Problem —
Quote the entries that follow exactly, leaving none out.

Records —
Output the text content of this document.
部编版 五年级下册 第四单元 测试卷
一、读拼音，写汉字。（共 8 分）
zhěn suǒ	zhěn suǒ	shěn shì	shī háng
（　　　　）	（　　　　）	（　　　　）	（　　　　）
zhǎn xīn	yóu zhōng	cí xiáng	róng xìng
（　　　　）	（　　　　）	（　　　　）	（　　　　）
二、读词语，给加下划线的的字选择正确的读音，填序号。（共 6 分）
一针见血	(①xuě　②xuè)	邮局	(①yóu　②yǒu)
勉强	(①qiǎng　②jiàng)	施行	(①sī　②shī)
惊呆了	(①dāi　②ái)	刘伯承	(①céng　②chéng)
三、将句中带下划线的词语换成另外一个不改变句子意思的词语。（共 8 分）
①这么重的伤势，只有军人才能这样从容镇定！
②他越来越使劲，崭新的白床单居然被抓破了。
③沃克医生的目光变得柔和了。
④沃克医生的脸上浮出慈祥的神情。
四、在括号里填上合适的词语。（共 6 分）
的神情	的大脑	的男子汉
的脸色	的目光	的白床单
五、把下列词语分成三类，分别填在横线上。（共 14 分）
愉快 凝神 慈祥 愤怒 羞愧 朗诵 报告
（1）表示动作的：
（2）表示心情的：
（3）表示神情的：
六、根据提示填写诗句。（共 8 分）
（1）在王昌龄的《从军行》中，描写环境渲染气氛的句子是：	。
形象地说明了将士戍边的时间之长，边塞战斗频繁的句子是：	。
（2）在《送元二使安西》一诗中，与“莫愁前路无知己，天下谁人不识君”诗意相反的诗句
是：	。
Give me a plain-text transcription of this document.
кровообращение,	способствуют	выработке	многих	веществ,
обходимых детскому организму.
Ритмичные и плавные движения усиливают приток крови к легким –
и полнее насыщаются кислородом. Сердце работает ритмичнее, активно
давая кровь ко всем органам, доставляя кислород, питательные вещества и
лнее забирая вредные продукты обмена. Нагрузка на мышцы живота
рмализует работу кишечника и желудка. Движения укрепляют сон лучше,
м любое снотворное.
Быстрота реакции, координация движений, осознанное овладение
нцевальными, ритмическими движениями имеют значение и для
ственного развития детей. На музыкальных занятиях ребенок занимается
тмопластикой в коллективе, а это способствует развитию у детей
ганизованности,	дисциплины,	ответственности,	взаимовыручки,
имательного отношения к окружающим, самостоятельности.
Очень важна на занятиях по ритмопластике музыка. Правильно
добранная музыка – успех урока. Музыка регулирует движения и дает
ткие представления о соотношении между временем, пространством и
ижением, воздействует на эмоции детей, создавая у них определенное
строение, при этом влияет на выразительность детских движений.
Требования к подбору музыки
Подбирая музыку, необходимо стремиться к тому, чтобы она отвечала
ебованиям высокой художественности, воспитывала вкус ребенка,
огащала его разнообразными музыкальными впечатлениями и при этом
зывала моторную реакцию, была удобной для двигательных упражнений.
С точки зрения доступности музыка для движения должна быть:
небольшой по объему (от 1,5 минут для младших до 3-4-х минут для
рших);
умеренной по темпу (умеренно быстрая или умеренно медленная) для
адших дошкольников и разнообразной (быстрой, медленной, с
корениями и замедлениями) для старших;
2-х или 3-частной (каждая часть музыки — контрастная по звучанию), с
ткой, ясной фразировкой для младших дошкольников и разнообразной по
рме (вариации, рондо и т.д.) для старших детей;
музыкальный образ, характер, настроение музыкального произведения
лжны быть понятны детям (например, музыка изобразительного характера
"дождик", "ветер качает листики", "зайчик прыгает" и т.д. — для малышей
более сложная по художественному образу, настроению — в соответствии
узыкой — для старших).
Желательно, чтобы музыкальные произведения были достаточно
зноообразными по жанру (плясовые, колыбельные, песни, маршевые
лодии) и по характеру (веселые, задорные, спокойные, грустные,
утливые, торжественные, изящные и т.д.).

Complete output —
Output the text content of this document.
部编版 五年级下册 第四单元 测试卷
一、读拼音，写汉字。（共 8 分）
zhěn suǒ	zhěn suǒ	shěn shì	shī háng
（　　　　）	（　　　　）	（　　　　）	（　　　　）
zhǎn xīn	yóu zhōng	cí xiáng	róng xìng
（　　　　）	（　　　　）	（　　　　）	（　　　　）
二、读词语，给加下划线的的字选择正确的读音，填序号。（共 6 分）
一针见血	(①xuě　②xuè)	邮局	(①yóu　②yǒu)
勉强	(①qiǎng　②jiàng)	施行	(①sī　②shī)
惊呆了	(①dāi　②ái)	刘伯承	(①céng　②chéng)
三、将句中带下划线的词语换成另外一个不改变句子意思的词语。（共 8 分）
①这么重的伤势，只有军人才能这样从容镇定！
②他越来越使劲，崭新的白床单居然被抓破了。
③沃克医生的目光变得柔和了。
④沃克医生的脸上浮出慈祥的神情。
四、在括号里填上合适的词语。（共 6 分）
的神情	的大脑	的男子汉
的脸色	的目光	的白床单
五、把下列词语分成三类，分别填在横线上。（共 14 分）
愉快 凝神 慈祥 愤怒 羞愧 朗诵 报告
（1）表示动作的：
（2）表示心情的：
（3）表示神情的：
六、根据提示填写诗句。（共 8 分）
（1）在王昌龄的《从军行》中，描写环境渲染气氛的句子是：	。
形象地说明了将士戍边的时间之长，边塞战斗频繁的句子是：	。
（2）在《送元二使安西》一诗中，与“莫愁前路无知己，天下谁人不识君”诗意相反的诗句
是：	。
Give me a plain-text transcription of this document.
кровообращение,	способствуют	выработке	многих	веществ,
обходимых детскому организму.
Ритмичные и плавные движения усиливают приток крови к легким –
и полнее насыщаются кислородом. Сердце работает ритмичнее, активно
давая кровь ко всем органам, доставляя кислород, питательные вещества и
лнее забирая вредные продукты обмена. Нагрузка на мышцы живота
рмализует работу кишечника и желудка. Движения укрепляют сон лучше,
м любое снотворное.
Быстрота реакции, координация движений, осознанное овладение
нцевальными, ритмическими движениями имеют значение и для
ственного развития детей. На музыкальных занятиях ребенок занимается
тмопластикой в коллективе, а это способствует развитию у детей
ганизованности,	дисциплины,	ответственности,	взаимовыручки,
имательного отношения к окружающим, самостоятельности.
Очень важна на занятиях по ритмопластике музыка. Правильно
добранная музыка – успех урока. Музыка регулирует движения и дает
ткие представления о соотношении между временем, пространством и
ижением, воздействует на эмоции детей, создавая у них определенное
строение, при этом влияет на выразительность детских движений.
Требования к подбору музыки
Подбирая музыку, необходимо стремиться к тому, чтобы она отвечала
ебованиям высокой художественности, воспитывала вкус ребенка,
огащала его разнообразными музыкальными впечатлениями и при этом
зывала моторную реакцию, была удобной для двигательных упражнений.
С точки зрения доступности музыка для движения должна быть:
небольшой по объему (от 1,5 минут для младших до 3-4-х минут для
рших);
умеренной по темпу (умеренно быстрая или умеренно медленная) для
адших дошкольников и разнообразной (быстрой, медленной, с
корениями и замедлениями) для старших;
2-х или 3-частной (каждая часть музыки — контрастная по звучанию), с
ткой, ясной фразировкой для младших дошкольников и разнообразной по
рме (вариации, рондо и т.д.) для старших детей;
музыкальный образ, характер, настроение музыкального произведения
лжны быть понятны детям (например, музыка изобразительного характера
"дождик", "ветер качает листики", "зайчик прыгает" и т.д. — для малышей
более сложная по художественному образу, настроению — в соответствии
узыкой — для старших).
Желательно, чтобы музыкальные произведения были достаточно
зноообразными по жанру (плясовые, колыбельные, песни, маршевые
лодии) и по характеру (веселые, задорные, спокойные, грустные,
утливые, торжественные, изящные и т.д.).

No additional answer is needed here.